Extract:
Are you interested in an advanced degree in nursing that can allow you greater flexibility and higher compensation? Consider becoming a nurse practitioner. A master of science in nursing (MSN) degree can unlock many career opportunities in primary care, specialties, and subspecialties.

Nurse practitioners specialties include the care of specific groups, such as women, children, adults, and older adults. NPs can choose to specialize even further. For example, they may treat children with endocrine disorders or adults with cardiovascular diseases.

This guide will cover factors to consider when choosing a nurse practitioner specialty. This includes where nurse practitioners work, their average annual salaries, and certifications.

Types of Nurse Practitioners

Nurse practitioners receive advanced clinical training and education in a population focus. This means that all NPs are certified in a specialty. National organizations, like the American Association of Nurse Practitioners (AANP) and the American Nurses Credentialing Center (ANCC), offer certifications. Many specialties are recognized by nursing state boards.

NPs can choose certifications in several specialties or a subspecialty. For example, a certified family nurse practitioner may get an adult psychiatric mental health certification. Conversely, a pediatric nurse practitioner can be certified in rehabilitation, school nursing, or research.

Information supplied:
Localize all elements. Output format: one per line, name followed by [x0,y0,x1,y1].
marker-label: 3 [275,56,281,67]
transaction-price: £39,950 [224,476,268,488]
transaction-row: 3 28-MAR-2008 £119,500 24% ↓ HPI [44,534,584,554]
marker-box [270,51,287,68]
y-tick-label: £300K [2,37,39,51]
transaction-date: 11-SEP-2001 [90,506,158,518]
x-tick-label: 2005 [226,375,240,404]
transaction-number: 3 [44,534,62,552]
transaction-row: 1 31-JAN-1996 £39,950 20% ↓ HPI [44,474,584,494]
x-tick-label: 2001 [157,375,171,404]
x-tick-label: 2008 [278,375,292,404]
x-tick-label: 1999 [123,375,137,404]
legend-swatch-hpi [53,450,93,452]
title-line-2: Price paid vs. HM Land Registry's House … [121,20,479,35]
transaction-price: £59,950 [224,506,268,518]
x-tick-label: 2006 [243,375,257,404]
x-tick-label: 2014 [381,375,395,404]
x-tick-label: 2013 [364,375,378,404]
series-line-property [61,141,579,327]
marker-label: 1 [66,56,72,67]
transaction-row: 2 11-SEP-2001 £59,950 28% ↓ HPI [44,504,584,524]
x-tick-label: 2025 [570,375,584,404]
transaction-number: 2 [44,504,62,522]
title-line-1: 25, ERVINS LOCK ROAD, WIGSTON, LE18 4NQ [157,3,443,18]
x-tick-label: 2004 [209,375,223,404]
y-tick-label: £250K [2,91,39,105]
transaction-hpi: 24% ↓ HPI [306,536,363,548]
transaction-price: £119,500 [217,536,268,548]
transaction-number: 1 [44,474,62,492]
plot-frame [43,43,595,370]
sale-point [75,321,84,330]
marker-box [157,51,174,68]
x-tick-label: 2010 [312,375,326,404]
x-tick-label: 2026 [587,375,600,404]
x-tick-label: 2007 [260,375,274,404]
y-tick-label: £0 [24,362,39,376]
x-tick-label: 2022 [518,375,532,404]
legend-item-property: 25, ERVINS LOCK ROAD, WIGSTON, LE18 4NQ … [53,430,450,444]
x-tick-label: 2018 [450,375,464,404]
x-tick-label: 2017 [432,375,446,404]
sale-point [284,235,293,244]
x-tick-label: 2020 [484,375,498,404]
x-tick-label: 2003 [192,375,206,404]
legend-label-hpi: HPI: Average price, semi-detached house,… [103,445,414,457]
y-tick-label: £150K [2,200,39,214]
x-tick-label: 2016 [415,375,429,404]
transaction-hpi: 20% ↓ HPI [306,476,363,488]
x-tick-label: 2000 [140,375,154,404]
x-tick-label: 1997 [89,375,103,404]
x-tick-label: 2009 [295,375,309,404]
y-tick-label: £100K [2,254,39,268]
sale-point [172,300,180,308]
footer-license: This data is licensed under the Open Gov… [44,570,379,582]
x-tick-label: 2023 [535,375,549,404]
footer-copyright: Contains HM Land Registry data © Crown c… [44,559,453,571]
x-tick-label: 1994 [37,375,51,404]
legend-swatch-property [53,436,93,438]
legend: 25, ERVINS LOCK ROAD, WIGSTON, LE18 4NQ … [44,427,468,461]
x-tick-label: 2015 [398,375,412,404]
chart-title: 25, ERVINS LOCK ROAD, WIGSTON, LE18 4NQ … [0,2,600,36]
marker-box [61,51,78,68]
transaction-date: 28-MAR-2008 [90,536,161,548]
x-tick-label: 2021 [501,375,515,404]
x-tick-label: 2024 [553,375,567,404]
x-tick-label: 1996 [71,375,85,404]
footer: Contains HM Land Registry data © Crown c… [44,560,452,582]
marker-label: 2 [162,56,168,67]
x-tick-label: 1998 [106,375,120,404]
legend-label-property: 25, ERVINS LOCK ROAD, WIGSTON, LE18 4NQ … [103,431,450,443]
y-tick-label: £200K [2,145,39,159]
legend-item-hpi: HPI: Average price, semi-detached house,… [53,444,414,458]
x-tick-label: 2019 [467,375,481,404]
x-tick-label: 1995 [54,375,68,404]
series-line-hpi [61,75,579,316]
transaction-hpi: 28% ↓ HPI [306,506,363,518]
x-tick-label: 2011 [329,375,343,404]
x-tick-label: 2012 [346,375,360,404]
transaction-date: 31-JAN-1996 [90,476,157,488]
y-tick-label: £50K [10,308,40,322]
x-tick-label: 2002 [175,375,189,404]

Parts of the exercise:
**1)** Reproduce the portion of the nurse practitioner passage starting at "Are you interested" and ending at "specialties, and subspecialties.".
**2)** Pick up the nurse practitioner passage after its final sentence and keep writing.

Answers below:
**1)**
Are you interested in an advanced degree in nursing that can allow you greater flexibility and higher compensation? Consider becoming a nurse practitioner. A master of science in nursing (MSN) degree can unlock many career opportunities in primary care, specialties, and subspecialties.

**2)**
According to the AANP, 88.9% of nurse practitioners choose a primary care specialty and 70.2% deliver primary care in their practice. Of all certified NPs, 69.7% are family nurse practitioners and 10.8% are certified adult nurse practitioners. The remaining 10 nurse practitioner specialties make up 19.5% of certified NPs. These include gerontology, adult, pediatric, and women's health.

Family Nurse Practitioner (FNP)

Family nurse practitioners provide primary care across the lifespan. They are responsible for developing and implementing a plan of care to treat chronic conditions. They also provide preventive guidance and administer prenatal care. FNPs perform examinations and assessments, diagnose disease, order lab and imaging tests, and prescribe medications when necessary.

Their diverse skill set makes them a vital resource to communities where they serve as primary care providers. FNPs are highly sought after for their ability to care for patients of all age groups. FNPs may provide care in clinics, office settings, skilled nursing facilities, hospitals, acute or urgent care centers, emergency departments, correctional facilities, and hospice centers.

To be eligible for an FNP program, candidates need a BSN, RN license, and possess experience in an associated field such as pediatrics, EDs, cardiology, or medical surgery.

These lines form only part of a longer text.